▶ Instructions for the task:
Below are the entries; count the lines in them that contain the word "меня" and give only the number.

(Dataset excerpt)
-------
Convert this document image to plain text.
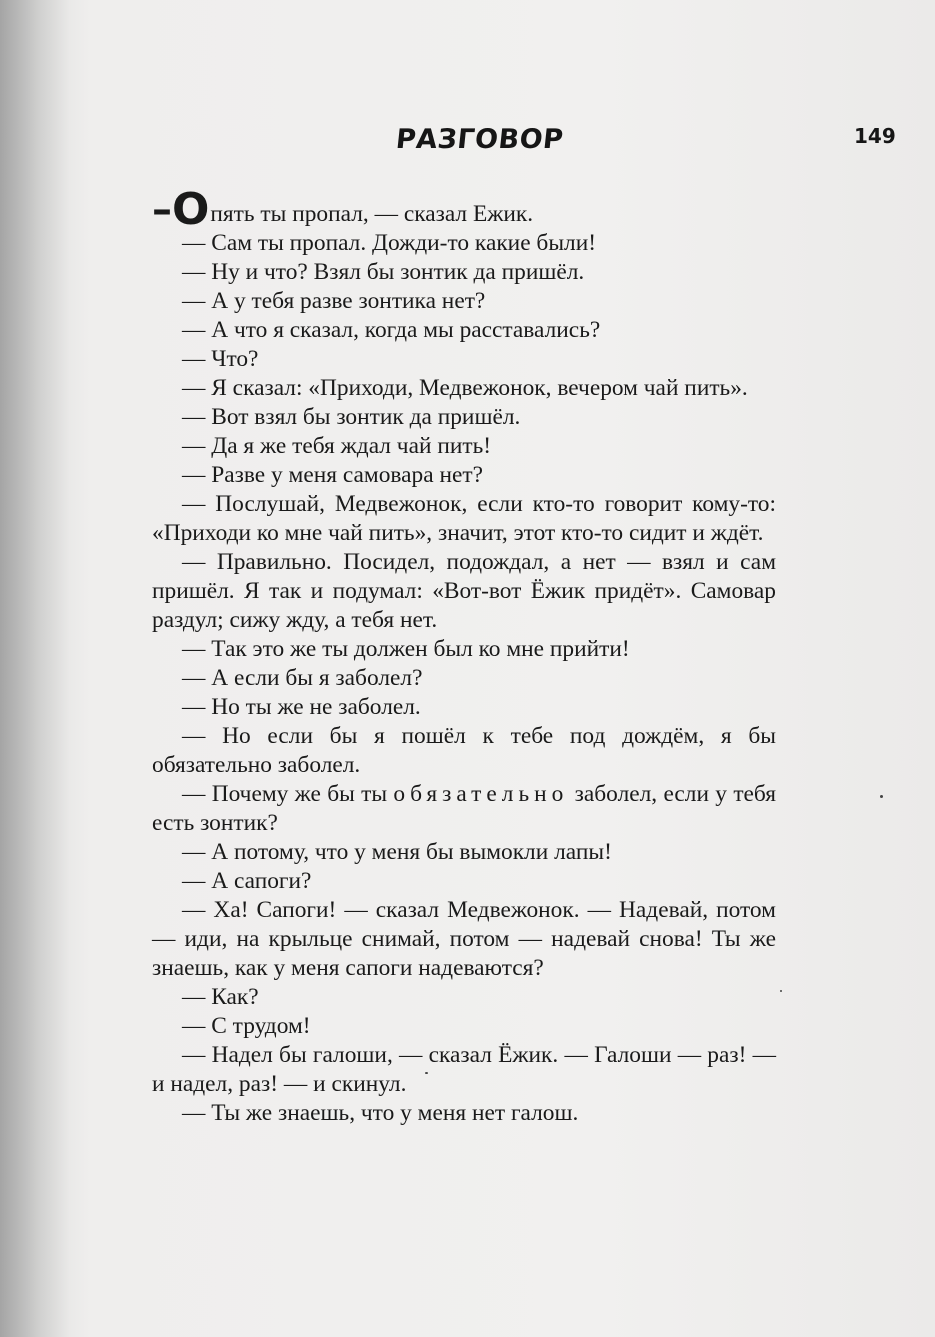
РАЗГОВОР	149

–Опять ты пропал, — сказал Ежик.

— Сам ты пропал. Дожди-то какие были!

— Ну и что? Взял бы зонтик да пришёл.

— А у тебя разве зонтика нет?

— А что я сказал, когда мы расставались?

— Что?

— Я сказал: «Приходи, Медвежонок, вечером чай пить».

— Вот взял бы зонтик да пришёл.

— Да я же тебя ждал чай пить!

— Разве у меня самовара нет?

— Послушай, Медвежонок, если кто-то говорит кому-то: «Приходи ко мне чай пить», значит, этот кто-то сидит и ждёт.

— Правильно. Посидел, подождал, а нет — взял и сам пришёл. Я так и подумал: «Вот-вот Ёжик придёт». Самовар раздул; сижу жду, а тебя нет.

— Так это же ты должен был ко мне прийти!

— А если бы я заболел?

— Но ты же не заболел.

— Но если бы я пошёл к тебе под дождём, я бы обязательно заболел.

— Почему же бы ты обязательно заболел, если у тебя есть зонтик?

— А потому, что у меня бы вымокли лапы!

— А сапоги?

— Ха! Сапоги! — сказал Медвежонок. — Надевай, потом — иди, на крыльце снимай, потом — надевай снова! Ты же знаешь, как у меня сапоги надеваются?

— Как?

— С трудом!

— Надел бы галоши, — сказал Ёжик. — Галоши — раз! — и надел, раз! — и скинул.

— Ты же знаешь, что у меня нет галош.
-------
▶ Answer to this task:
4